- **Exercise objective**:
Extract the listing below in full, unchanged.

[START Given data]

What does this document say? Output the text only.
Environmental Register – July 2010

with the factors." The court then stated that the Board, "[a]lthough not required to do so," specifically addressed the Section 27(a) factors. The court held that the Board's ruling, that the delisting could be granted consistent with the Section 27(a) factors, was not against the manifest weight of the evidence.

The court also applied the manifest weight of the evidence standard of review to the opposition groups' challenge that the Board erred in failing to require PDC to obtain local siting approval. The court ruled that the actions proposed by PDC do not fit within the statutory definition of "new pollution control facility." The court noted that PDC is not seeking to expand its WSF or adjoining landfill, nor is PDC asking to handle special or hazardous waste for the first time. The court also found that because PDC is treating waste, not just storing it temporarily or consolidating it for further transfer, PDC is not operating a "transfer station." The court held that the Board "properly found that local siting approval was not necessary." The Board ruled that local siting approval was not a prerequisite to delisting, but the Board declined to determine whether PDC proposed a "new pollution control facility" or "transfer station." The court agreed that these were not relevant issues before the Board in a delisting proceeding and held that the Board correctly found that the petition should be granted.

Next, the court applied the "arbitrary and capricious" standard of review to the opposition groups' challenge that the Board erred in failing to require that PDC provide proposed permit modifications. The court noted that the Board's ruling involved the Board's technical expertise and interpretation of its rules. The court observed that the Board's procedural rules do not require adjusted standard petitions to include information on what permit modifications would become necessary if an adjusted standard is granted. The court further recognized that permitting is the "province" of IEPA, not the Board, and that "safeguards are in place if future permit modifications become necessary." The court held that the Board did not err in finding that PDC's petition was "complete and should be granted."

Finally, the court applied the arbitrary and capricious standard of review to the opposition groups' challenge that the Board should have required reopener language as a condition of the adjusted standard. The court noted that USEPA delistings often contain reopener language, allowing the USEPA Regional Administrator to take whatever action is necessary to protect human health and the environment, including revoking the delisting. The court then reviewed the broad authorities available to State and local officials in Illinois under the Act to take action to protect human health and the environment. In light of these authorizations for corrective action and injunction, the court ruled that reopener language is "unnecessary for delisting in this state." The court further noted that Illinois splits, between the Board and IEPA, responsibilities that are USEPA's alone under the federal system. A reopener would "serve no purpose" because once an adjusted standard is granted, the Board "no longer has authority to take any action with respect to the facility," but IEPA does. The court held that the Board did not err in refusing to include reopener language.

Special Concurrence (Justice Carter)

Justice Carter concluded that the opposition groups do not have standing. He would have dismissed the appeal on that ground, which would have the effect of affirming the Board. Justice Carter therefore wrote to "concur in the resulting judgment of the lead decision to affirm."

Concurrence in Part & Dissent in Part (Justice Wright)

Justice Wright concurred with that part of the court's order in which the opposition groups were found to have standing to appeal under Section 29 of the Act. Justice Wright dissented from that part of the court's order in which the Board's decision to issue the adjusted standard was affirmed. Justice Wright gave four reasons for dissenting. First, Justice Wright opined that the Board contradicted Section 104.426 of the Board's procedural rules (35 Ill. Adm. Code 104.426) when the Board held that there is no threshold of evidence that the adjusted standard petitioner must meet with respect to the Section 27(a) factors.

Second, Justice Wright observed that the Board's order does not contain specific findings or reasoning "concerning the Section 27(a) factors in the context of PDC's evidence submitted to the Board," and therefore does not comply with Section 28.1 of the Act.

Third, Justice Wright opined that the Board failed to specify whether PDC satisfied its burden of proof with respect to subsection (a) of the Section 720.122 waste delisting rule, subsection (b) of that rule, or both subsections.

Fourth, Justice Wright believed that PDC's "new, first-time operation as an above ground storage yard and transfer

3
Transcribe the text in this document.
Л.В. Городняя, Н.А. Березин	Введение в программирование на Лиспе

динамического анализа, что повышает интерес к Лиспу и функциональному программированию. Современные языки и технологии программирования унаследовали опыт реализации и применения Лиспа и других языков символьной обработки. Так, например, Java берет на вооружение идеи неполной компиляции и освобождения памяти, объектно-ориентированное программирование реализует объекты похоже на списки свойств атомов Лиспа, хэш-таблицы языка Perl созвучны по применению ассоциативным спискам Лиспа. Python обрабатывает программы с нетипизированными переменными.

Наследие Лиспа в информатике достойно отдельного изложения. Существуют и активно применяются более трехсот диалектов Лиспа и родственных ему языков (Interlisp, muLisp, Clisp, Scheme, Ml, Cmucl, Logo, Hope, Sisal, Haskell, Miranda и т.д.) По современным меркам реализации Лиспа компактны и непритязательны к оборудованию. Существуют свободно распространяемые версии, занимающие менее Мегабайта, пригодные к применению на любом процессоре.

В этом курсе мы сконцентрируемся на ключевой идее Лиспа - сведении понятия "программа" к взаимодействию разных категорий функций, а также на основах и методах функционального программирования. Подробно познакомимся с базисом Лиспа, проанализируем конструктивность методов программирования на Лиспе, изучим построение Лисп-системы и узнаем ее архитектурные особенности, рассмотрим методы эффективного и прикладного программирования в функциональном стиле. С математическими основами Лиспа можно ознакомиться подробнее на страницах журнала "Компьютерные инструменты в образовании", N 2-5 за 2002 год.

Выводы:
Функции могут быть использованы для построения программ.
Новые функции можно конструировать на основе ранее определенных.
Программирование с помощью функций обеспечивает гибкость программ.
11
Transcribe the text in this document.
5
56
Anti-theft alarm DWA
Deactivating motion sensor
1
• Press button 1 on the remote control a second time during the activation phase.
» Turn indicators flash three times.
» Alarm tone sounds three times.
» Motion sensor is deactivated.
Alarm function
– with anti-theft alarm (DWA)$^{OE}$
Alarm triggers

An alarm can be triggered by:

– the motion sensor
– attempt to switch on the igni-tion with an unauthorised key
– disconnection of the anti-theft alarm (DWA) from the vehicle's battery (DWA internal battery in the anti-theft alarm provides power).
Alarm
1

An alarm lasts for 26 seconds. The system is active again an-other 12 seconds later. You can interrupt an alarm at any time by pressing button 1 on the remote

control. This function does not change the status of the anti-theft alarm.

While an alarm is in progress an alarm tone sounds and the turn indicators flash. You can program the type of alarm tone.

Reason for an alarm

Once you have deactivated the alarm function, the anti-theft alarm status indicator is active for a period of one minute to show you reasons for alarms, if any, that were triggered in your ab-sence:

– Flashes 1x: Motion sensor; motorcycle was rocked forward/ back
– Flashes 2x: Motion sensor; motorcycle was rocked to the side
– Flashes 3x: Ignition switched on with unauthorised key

[END Given data]

- **Finished task**:
What does this document say? Output the text only.
Environmental Register – July 2010

with the factors." The court then stated that the Board, "[a]lthough not required to do so," specifically addressed the Section 27(a) factors. The court held that the Board's ruling, that the delisting could be granted consistent with the Section 27(a) factors, was not against the manifest weight of the evidence.

The court also applied the manifest weight of the evidence standard of review to the opposition groups' challenge that the Board erred in failing to require PDC to obtain local siting approval. The court ruled that the actions proposed by PDC do not fit within the statutory definition of "new pollution control facility." The court noted that PDC is not seeking to expand its WSF or adjoining landfill, nor is PDC asking to handle special or hazardous waste for the first time. The court also found that because PDC is treating waste, not just storing it temporarily or consolidating it for further transfer, PDC is not operating a "transfer station." The court held that the Board "properly found that local siting approval was not necessary." The Board ruled that local siting approval was not a prerequisite to delisting, but the Board declined to determine whether PDC proposed a "new pollution control facility" or "transfer station." The court agreed that these were not relevant issues before the Board in a delisting proceeding and held that the Board correctly found that the petition should be granted.

Next, the court applied the "arbitrary and capricious" standard of review to the opposition groups' challenge that the Board erred in failing to require that PDC provide proposed permit modifications. The court noted that the Board's ruling involved the Board's technical expertise and interpretation of its rules. The court observed that the Board's procedural rules do not require adjusted standard petitions to include information on what permit modifications would become necessary if an adjusted standard is granted. The court further recognized that permitting is the "province" of IEPA, not the Board, and that "safeguards are in place if future permit modifications become necessary." The court held that the Board did not err in finding that PDC's petition was "complete and should be granted."

Finally, the court applied the arbitrary and capricious standard of review to the opposition groups' challenge that the Board should have required reopener language as a condition of the adjusted standard. The court noted that USEPA delistings often contain reopener language, allowing the USEPA Regional Administrator to take whatever action is necessary to protect human health and the environment, including revoking the delisting. The court then reviewed the broad authorities available to State and local officials in Illinois under the Act to take action to protect human health and the environment. In light of these authorizations for corrective action and injunction, the court ruled that reopener language is "unnecessary for delisting in this state." The court further noted that Illinois splits, between the Board and IEPA, responsibilities that are USEPA's alone under the federal system. A reopener would "serve no purpose" because once an adjusted standard is granted, the Board "no longer has authority to take any action with respect to the facility," but IEPA does. The court held that the Board did not err in refusing to include reopener language.

Special Concurrence (Justice Carter)

Justice Carter concluded that the opposition groups do not have standing. He would have dismissed the appeal on that ground, which would have the effect of affirming the Board. Justice Carter therefore wrote to "concur in the resulting judgment of the lead decision to affirm."

Concurrence in Part & Dissent in Part (Justice Wright)

Justice Wright concurred with that part of the court's order in which the opposition groups were found to have standing to appeal under Section 29 of the Act. Justice Wright dissented from that part of the court's order in which the Board's decision to issue the adjusted standard was affirmed. Justice Wright gave four reasons for dissenting. First, Justice Wright opined that the Board contradicted Section 104.426 of the Board's procedural rules (35 Ill. Adm. Code 104.426) when the Board held that there is no threshold of evidence that the adjusted standard petitioner must meet with respect to the Section 27(a) factors.

Second, Justice Wright observed that the Board's order does not contain specific findings or reasoning "concerning the Section 27(a) factors in the context of PDC's evidence submitted to the Board," and therefore does not comply with Section 28.1 of the Act.

Third, Justice Wright opined that the Board failed to specify whether PDC satisfied its burden of proof with respect to subsection (a) of the Section 720.122 waste delisting rule, subsection (b) of that rule, or both subsections.

Fourth, Justice Wright believed that PDC's "new, first-time operation as an above ground storage yard and transfer

3
Transcribe the text in this document.
Л.В. Городняя, Н.А. Березин	Введение в программирование на Лиспе

динамического анализа, что повышает интерес к Лиспу и функциональному программированию. Современные языки и технологии программирования унаследовали опыт реализации и применения Лиспа и других языков символьной обработки. Так, например, Java берет на вооружение идеи неполной компиляции и освобождения памяти, объектно-ориентированное программирование реализует объекты похоже на списки свойств атомов Лиспа, хэш-таблицы языка Perl созвучны по применению ассоциативным спискам Лиспа. Python обрабатывает программы с нетипизированными переменными.

Наследие Лиспа в информатике достойно отдельного изложения. Существуют и активно применяются более трехсот диалектов Лиспа и родственных ему языков (Interlisp, muLisp, Clisp, Scheme, Ml, Cmucl, Logo, Hope, Sisal, Haskell, Miranda и т.д.) По современным меркам реализации Лиспа компактны и непритязательны к оборудованию. Существуют свободно распространяемые версии, занимающие менее Мегабайта, пригодные к применению на любом процессоре.

В этом курсе мы сконцентрируемся на ключевой идее Лиспа - сведении понятия "программа" к взаимодействию разных категорий функций, а также на основах и методах функционального программирования. Подробно познакомимся с базисом Лиспа, проанализируем конструктивность методов программирования на Лиспе, изучим построение Лисп-системы и узнаем ее архитектурные особенности, рассмотрим методы эффективного и прикладного программирования в функциональном стиле. С математическими основами Лиспа можно ознакомиться подробнее на страницах журнала "Компьютерные инструменты в образовании", N 2-5 за 2002 год.

Выводы:
Функции могут быть использованы для построения программ.
Новые функции можно конструировать на основе ранее определенных.
Программирование с помощью функций обеспечивает гибкость программ.
11
Transcribe the text in this document.
5
56
Anti-theft alarm DWA
Deactivating motion sensor
1
• Press button 1 on the remote control a second time during the activation phase.
» Turn indicators flash three times.
» Alarm tone sounds three times.
» Motion sensor is deactivated.
Alarm function
– with anti-theft alarm (DWA)$^{OE}$
Alarm triggers

An alarm can be triggered by:

– the motion sensor
– attempt to switch on the igni-tion with an unauthorised key
– disconnection of the anti-theft alarm (DWA) from the vehicle's battery (DWA internal battery in the anti-theft alarm provides power).
Alarm
1

An alarm lasts for 26 seconds. The system is active again an-other 12 seconds later. You can interrupt an alarm at any time by pressing button 1 on the remote

control. This function does not change the status of the anti-theft alarm.

While an alarm is in progress an alarm tone sounds and the turn indicators flash. You can program the type of alarm tone.

Reason for an alarm

Once you have deactivated the alarm function, the anti-theft alarm status indicator is active for a period of one minute to show you reasons for alarms, if any, that were triggered in your ab-sence:

– Flashes 1x: Motion sensor; motorcycle was rocked forward/ back
– Flashes 2x: Motion sensor; motorcycle was rocked to the side
– Flashes 3x: Ignition switched on with unauthorised key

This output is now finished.